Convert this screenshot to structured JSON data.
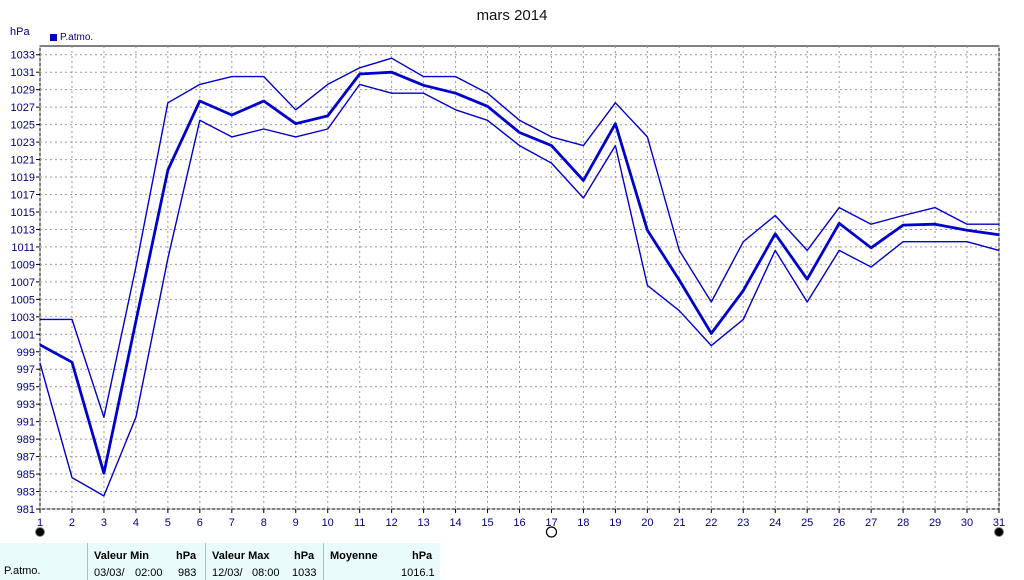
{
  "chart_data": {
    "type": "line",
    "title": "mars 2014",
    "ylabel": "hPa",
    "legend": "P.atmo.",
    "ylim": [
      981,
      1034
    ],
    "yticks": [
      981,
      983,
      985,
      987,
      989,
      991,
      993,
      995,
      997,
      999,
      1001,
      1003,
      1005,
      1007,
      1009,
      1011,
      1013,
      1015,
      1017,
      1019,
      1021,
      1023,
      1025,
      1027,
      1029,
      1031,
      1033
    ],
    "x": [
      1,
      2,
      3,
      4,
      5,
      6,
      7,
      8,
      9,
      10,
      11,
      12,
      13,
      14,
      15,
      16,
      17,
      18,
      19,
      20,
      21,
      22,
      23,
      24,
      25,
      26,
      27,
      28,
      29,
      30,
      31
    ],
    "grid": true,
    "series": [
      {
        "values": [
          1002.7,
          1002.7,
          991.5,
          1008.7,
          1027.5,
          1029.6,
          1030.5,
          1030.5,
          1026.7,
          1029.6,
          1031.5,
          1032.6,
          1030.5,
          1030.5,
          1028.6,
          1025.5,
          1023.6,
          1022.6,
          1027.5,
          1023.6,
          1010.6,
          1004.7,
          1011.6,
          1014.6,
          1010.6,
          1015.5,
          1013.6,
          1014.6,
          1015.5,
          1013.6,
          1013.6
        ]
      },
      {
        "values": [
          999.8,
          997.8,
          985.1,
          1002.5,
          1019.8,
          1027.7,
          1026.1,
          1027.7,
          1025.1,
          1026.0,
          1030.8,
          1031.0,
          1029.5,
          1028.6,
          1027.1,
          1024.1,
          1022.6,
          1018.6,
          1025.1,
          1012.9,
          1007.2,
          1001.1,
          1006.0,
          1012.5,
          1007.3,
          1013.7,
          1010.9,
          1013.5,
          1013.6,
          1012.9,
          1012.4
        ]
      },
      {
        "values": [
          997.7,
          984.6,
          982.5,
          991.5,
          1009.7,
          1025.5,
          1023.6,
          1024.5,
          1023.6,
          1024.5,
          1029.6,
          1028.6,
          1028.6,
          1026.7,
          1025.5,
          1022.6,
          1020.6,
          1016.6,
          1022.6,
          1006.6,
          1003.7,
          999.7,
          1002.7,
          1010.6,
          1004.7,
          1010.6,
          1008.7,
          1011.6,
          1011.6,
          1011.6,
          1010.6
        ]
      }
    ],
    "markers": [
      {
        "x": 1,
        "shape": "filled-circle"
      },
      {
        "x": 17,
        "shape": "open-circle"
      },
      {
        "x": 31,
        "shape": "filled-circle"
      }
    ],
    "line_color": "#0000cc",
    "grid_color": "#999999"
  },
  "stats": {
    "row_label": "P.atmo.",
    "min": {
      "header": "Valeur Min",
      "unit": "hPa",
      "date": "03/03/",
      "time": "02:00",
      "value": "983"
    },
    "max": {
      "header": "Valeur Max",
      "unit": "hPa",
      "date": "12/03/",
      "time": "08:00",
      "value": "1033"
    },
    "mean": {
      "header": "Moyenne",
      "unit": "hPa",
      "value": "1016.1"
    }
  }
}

⁂

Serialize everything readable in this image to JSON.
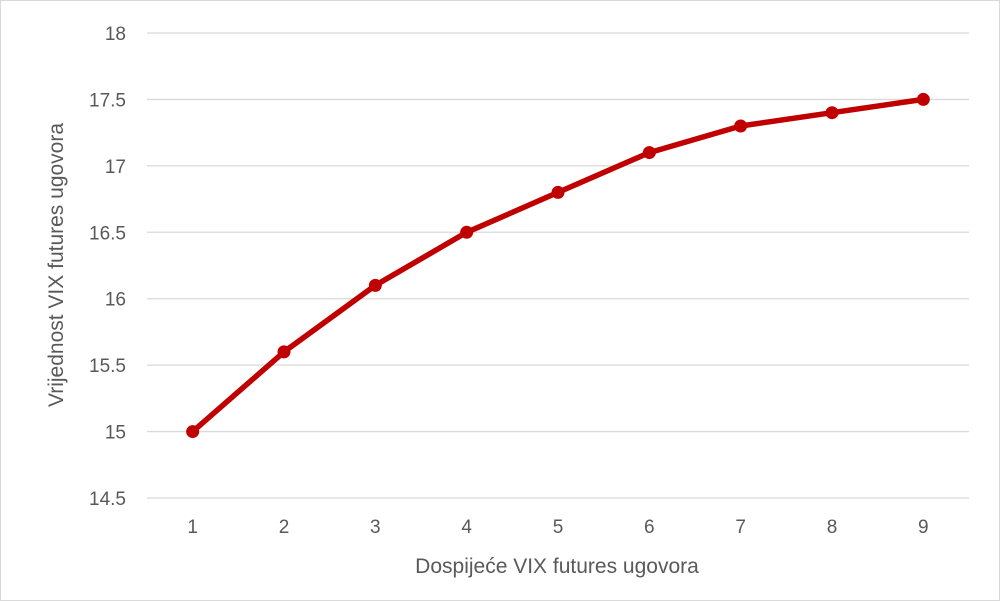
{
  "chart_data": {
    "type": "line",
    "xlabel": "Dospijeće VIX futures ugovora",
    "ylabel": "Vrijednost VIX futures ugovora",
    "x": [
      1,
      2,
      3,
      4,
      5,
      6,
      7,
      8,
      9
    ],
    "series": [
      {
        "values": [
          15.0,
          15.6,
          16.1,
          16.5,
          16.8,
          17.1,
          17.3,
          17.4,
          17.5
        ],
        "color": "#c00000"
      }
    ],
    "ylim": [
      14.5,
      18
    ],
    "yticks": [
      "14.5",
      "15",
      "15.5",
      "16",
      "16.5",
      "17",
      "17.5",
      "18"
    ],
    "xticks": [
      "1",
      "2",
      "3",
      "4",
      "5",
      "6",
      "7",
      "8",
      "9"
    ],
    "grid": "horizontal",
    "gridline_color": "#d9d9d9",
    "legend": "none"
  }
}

⁂

Aim >> Pick out the lines containing the string "this".

Solution >>
Convert this screenshot to structured JSON data.
Serialize everything readable in this image to JSON.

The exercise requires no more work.